── Extract

Re: Sql*load with named piped giving no performance increase. What's wrong?

From: Billy Verreynne <vslabs_at_onwe.co.za>
Date: Thu, 2 Aug 2001 13:15:09 +0200
Message-ID: <9kbcvm$bpd$1@ctb-nnrp1.saix.net>

"daven" <davenport_at_hotmail.com> wrote

> we have a unix shell script that does 2 processes, a cut command of a file
> (takes out a chuck of a file) and then a execution of sql*loader program that
> loads the result of that cut.
>
> With out a named pipe process takes ~20 minutes, the cut runs first then the
> sqlloader program starts after cut finishes
>
> we create a named pipe and then have the cut program feed the sqlloader
> program we notice that the sqlloader program starts up right away. however
> the total time is still ~20 are we doing anything worng?

Nope, nothing wrong from the sounds of it. In essence you are doing parallel processing. But there are various factors to consider.

Let's say the data formatting process takes 2 minutes and the loading process takes 18 minutes. This means a 20 minutes elapse for running process 1 and then process 2 sequentially.

If you run process 1 and process 2 in parallel, you are in fact forcing process 1 slower. It needs to provide data output at the input rate of process.

You are not speeding up process 2 in anyway either. In ideal circumstances, doing process 1 and 2 in parallel, you have shaved of 2 minutes of processing time. Down from 20 minutes to 18 minutes. Not a significant increase in performance.

────
── Listed entries

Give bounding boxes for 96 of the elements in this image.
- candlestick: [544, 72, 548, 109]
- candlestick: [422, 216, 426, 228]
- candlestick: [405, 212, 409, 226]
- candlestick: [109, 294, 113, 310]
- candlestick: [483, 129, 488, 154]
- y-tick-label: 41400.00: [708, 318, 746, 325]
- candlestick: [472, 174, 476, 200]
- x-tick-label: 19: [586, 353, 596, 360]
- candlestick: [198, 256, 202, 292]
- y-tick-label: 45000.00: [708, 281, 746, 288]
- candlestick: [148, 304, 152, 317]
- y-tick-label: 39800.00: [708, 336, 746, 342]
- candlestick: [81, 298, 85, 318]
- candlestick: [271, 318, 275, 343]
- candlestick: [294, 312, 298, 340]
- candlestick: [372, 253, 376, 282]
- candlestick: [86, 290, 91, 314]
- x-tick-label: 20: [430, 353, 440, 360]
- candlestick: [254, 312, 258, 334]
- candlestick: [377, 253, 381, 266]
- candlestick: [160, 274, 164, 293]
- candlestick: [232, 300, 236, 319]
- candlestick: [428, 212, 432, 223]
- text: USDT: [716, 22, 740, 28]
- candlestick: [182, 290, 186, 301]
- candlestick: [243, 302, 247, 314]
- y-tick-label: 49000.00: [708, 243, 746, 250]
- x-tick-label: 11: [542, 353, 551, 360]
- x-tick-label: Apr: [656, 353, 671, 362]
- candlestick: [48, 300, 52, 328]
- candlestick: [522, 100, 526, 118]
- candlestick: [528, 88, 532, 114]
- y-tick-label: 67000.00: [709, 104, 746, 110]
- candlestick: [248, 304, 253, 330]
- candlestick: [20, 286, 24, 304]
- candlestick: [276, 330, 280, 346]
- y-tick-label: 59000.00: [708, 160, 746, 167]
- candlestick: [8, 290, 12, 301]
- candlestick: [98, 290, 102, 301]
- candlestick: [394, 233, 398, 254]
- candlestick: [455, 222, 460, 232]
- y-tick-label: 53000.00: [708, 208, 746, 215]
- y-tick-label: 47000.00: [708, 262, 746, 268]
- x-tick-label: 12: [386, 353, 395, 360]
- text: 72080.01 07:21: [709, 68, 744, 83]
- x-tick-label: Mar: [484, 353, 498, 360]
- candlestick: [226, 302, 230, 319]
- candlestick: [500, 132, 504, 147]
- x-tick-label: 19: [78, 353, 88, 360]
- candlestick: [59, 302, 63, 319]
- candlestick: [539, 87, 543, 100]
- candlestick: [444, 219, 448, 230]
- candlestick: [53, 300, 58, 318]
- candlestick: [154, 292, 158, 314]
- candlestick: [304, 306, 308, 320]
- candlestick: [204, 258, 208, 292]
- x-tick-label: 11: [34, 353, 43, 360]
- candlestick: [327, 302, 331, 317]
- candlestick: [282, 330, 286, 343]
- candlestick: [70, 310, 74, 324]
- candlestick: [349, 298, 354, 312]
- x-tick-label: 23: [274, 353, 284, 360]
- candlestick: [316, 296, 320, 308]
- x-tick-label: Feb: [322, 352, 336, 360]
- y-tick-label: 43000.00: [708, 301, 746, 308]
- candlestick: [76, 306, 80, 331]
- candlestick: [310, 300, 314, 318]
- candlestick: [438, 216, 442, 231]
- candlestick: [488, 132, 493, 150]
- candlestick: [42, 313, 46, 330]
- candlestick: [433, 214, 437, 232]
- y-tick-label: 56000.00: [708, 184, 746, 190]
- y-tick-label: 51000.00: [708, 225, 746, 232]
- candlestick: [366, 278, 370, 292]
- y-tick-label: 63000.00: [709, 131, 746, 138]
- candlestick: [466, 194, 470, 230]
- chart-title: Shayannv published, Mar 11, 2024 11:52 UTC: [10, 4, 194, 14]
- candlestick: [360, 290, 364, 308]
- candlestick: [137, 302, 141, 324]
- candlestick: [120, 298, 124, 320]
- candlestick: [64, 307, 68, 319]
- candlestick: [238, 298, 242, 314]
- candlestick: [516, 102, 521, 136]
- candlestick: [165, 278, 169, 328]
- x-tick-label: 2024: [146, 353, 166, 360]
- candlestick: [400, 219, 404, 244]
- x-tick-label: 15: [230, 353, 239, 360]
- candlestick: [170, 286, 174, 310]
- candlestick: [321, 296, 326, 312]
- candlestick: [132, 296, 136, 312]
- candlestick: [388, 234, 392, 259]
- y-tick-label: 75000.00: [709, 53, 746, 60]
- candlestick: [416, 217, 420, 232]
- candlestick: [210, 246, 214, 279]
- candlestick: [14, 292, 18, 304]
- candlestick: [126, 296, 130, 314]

────

Required work
(a) Repeat the stretch of the named-pipe forum post from "Let's say the" through "increase in performance.".
(b) Pick up the forum post about feeding SQL*Loader through a named pipe and continue it past its last sentence.

Expected responses
(a)
Let's say the data formatting process takes 2 minutes and the loading process takes 18 minutes. This means a 20 minutes elapse for running process 1 and then process 2 sequentially.

If you run process 1 and process 2 in parallel, you are in fact forcing process 1 slower. It needs to provide data output at the input rate of process.

You are not speeding up process 2 in anyway either. In ideal circumstances, doing process 1 and 2 in parallel, you have shaved of 2 minutes of processing time. Down from 20 minutes to 18 minutes. Not a significant increase in performance.

(b)
If process 1 takes 10 minutes and process 2 takes 15 minutes for example, the 25 minutes for running these in serial, will be cut down to 15 minutes when run in parallel. So as you can see, the execution times of each individual process are important.

In your case, I think the cut process's time contributes very little to the overall time - the loading of the data is the bottleneck in this case. Running these two in parallel thus results in no real performance increase.

To describe a scenario where making use of pipes have significantly reduced runtime. FTP'ing a 4GB EBCDIC file from a mainframe over a 10Mbit ethernet. Then converting that data to ASCII using dd. Then loading that data in Oracle. Each of these 3 processes are slow and processes every single byte (read and write) from a 4GB data chunk. Run them in parallel and you have more than a 2.7 times increase in performance. FTP into a pipe. Run dd to read from the FTP pipe and write it to another pipe. Run SQL*Loader to read from the dd's ASCII pipe and load the data into Oracle. Ain't Unix great. :-)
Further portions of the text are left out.